Repeat every record below exactly as it appears.
-- DATA FOR THIS EXERCISE start --
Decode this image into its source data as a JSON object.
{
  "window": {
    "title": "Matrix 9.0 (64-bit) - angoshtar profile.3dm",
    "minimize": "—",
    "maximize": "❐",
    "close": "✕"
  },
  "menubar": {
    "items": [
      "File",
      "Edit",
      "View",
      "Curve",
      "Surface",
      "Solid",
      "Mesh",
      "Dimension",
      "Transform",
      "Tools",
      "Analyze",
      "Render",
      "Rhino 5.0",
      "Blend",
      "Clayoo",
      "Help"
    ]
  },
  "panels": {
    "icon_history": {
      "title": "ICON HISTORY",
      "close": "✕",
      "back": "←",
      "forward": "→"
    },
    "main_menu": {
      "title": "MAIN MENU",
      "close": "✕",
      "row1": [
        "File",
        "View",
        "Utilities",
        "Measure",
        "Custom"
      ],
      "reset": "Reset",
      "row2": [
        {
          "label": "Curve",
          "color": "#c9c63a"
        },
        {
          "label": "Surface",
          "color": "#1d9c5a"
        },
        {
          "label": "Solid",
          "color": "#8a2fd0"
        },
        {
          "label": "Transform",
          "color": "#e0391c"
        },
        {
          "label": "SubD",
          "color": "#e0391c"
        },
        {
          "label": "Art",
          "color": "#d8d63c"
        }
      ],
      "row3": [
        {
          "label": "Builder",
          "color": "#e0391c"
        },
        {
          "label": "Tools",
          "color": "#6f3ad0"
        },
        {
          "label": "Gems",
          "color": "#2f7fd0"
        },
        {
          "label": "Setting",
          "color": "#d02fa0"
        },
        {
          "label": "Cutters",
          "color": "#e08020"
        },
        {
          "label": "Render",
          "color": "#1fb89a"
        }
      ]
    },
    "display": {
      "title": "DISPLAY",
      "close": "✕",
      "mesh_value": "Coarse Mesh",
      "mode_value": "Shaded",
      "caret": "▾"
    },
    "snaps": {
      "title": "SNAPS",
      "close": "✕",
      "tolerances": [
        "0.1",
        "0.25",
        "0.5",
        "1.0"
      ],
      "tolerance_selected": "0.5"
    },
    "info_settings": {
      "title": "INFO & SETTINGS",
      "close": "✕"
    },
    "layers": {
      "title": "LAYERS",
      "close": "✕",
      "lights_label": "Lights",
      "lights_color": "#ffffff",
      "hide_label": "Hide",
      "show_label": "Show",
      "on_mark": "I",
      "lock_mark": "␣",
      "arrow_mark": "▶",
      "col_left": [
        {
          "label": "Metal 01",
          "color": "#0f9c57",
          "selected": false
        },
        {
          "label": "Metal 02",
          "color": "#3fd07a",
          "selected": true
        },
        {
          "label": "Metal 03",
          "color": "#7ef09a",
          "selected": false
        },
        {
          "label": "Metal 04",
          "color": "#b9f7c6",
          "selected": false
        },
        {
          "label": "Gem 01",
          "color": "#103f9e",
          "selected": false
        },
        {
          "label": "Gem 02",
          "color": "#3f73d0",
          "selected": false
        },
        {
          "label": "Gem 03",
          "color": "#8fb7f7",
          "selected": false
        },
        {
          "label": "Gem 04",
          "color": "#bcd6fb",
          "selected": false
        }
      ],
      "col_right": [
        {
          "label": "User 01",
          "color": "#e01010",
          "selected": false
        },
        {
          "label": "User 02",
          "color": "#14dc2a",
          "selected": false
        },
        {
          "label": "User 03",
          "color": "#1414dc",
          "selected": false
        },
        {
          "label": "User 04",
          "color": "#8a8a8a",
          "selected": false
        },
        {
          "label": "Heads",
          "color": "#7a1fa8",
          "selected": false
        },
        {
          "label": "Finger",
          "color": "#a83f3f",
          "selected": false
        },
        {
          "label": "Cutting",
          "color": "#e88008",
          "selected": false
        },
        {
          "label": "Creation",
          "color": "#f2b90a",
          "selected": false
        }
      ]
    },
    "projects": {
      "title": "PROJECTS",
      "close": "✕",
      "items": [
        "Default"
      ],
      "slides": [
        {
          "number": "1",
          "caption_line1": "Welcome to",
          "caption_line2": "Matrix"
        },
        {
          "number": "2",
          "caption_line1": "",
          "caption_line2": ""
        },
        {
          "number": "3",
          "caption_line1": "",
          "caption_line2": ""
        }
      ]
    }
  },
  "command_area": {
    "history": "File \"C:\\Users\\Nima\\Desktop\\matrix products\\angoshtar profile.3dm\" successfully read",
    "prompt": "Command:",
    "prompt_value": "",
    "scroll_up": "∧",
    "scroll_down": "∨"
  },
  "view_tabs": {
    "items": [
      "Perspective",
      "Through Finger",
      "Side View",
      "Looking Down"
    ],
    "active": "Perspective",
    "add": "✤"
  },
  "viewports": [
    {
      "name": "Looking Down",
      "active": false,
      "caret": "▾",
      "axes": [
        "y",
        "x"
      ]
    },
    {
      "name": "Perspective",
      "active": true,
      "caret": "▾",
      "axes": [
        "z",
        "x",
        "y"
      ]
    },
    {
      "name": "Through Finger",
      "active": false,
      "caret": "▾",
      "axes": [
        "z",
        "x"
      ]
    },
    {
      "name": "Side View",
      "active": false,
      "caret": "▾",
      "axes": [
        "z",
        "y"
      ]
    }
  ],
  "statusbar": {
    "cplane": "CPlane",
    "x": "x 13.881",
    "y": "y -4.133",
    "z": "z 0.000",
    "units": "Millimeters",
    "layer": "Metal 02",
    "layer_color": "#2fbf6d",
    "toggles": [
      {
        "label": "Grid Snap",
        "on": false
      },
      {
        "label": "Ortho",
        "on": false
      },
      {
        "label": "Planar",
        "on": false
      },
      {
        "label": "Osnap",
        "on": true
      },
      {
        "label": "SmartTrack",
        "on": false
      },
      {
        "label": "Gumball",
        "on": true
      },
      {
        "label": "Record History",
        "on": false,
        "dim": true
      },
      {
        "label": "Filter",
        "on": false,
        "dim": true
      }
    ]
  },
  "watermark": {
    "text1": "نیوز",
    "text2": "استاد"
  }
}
-- DATA FOR THIS EXERCISE end --
PROBLEM SOLUTION:
Decode this image into its source data as a JSON object.
{
  "window": {
    "title": "Matrix 9.0 (64-bit) - angoshtar profile.3dm",
    "minimize": "—",
    "maximize": "❐",
    "close": "✕"
  },
  "menubar": {
    "items": [
      "File",
      "Edit",
      "View",
      "Curve",
      "Surface",
      "Solid",
      "Mesh",
      "Dimension",
      "Transform",
      "Tools",
      "Analyze",
      "Render",
      "Rhino 5.0",
      "Blend",
      "Clayoo",
      "Help"
    ]
  },
  "panels": {
    "icon_history": {
      "title": "ICON HISTORY",
      "close": "✕",
      "back": "←",
      "forward": "→"
    },
    "main_menu": {
      "title": "MAIN MENU",
      "close": "✕",
      "row1": [
        "File",
        "View",
        "Utilities",
        "Measure",
        "Custom"
      ],
      "reset": "Reset",
      "row2": [
        {
          "label": "Curve",
          "color": "#c9c63a"
        },
        {
          "label": "Surface",
          "color": "#1d9c5a"
        },
        {
          "label": "Solid",
          "color": "#8a2fd0"
        },
        {
          "label": "Transform",
          "color": "#e0391c"
        },
        {
          "label": "SubD",
          "color": "#e0391c"
        },
        {
          "label": "Art",
          "color": "#d8d63c"
        }
      ],
      "row3": [
        {
          "label": "Builder",
          "color": "#e0391c"
        },
        {
          "label": "Tools",
          "color": "#6f3ad0"
        },
        {
          "label": "Gems",
          "color": "#2f7fd0"
        },
        {
          "label": "Setting",
          "color": "#d02fa0"
        },
        {
          "label": "Cutters",
          "color": "#e08020"
        },
        {
          "label": "Render",
          "color": "#1fb89a"
        }
      ]
    },
    "display": {
      "title": "DISPLAY",
      "close": "✕",
      "mesh_value": "Coarse Mesh",
      "mode_value": "Shaded",
      "caret": "▾"
    },
    "snaps": {
      "title": "SNAPS",
      "close": "✕",
      "tolerances": [
        "0.1",
        "0.25",
        "0.5",
        "1.0"
      ],
      "tolerance_selected": "0.5"
    },
    "info_settings": {
      "title": "INFO & SETTINGS",
      "close": "✕"
    },
    "layers": {
      "title": "LAYERS",
      "close": "✕",
      "lights_label": "Lights",
      "lights_color": "#ffffff",
      "hide_label": "Hide",
      "show_label": "Show",
      "on_mark": "I",
      "lock_mark": "␣",
      "arrow_mark": "▶",
      "col_left": [
        {
          "label": "Metal 01",
          "color": "#0f9c57",
          "selected": false
        },
        {
          "label": "Metal 02",
          "color": "#3fd07a",
          "selected": true
        },
        {
          "label": "Metal 03",
          "color": "#7ef09a",
          "selected": false
        },
        {
          "label": "Metal 04",
          "color": "#b9f7c6",
          "selected": false
        },
        {
          "label": "Gem 01",
          "color": "#103f9e",
          "selected": false
        },
        {
          "label": "Gem 02",
          "color": "#3f73d0",
          "selected": false
        },
        {
          "label": "Gem 03",
          "color": "#8fb7f7",
          "selected": false
        },
        {
          "label": "Gem 04",
          "color": "#bcd6fb",
          "selected": false
        }
      ],
      "col_right": [
        {
          "label": "User 01",
          "color": "#e01010",
          "selected": false
        },
        {
          "label": "User 02",
          "color": "#14dc2a",
          "selected": false
        },
        {
          "label": "User 03",
          "color": "#1414dc",
          "selected": false
        },
        {
          "label": "User 04",
          "color": "#8a8a8a",
          "selected": false
        },
        {
          "label": "Heads",
          "color": "#7a1fa8",
          "selected": false
        },
        {
          "label": "Finger",
          "color": "#a83f3f",
          "selected": false
        },
        {
          "label": "Cutting",
          "color": "#e88008",
          "selected": false
        },
        {
          "label": "Creation",
          "color": "#f2b90a",
          "selected": false
        }
      ]
    },
    "projects": {
      "title": "PROJECTS",
      "close": "✕",
      "items": [
        "Default"
      ],
      "slides": [
        {
          "number": "1",
          "caption_line1": "Welcome to",
          "caption_line2": "Matrix"
        },
        {
          "number": "2",
          "caption_line1": "",
          "caption_line2": ""
        },
        {
          "number": "3",
          "caption_line1": "",
          "caption_line2": ""
        }
      ]
    }
  },
  "command_area": {
    "history": "File \"C:\\Users\\Nima\\Desktop\\matrix products\\angoshtar profile.3dm\" successfully read",
    "prompt": "Command:",
    "prompt_value": "",
    "scroll_up": "∧",
    "scroll_down": "∨"
  },
  "view_tabs": {
    "items": [
      "Perspective",
      "Through Finger",
      "Side View",
      "Looking Down"
    ],
    "active": "Perspective",
    "add": "✤"
  },
  "viewports": [
    {
      "name": "Looking Down",
      "active": false,
      "caret": "▾",
      "axes": [
        "y",
        "x"
      ]
    },
    {
      "name": "Perspective",
      "active": true,
      "caret": "▾",
      "axes": [
        "z",
        "x",
        "y"
      ]
    },
    {
      "name": "Through Finger",
      "active": false,
      "caret": "▾",
      "axes": [
        "z",
        "x"
      ]
    },
    {
      "name": "Side View",
      "active": false,
      "caret": "▾",
      "axes": [
        "z",
        "y"
      ]
    }
  ],
  "statusbar": {
    "cplane": "CPlane",
    "x": "x 13.881",
    "y": "y -4.133",
    "z": "z 0.000",
    "units": "Millimeters",
    "layer": "Metal 02",
    "layer_color": "#2fbf6d",
    "toggles": [
      {
        "label": "Grid Snap",
        "on": false
      },
      {
        "label": "Ortho",
        "on": false
      },
      {
        "label": "Planar",
        "on": false
      },
      {
        "label": "Osnap",
        "on": true
      },
      {
        "label": "SmartTrack",
        "on": false
      },
      {
        "label": "Gumball",
        "on": true
      },
      {
        "label": "Record History",
        "on": false,
        "dim": true
      },
      {
        "label": "Filter",
        "on": false,
        "dim": true
      }
    ]
  },
  "watermark": {
    "text1": "نیوز",
    "text2": "استاد"
  }
}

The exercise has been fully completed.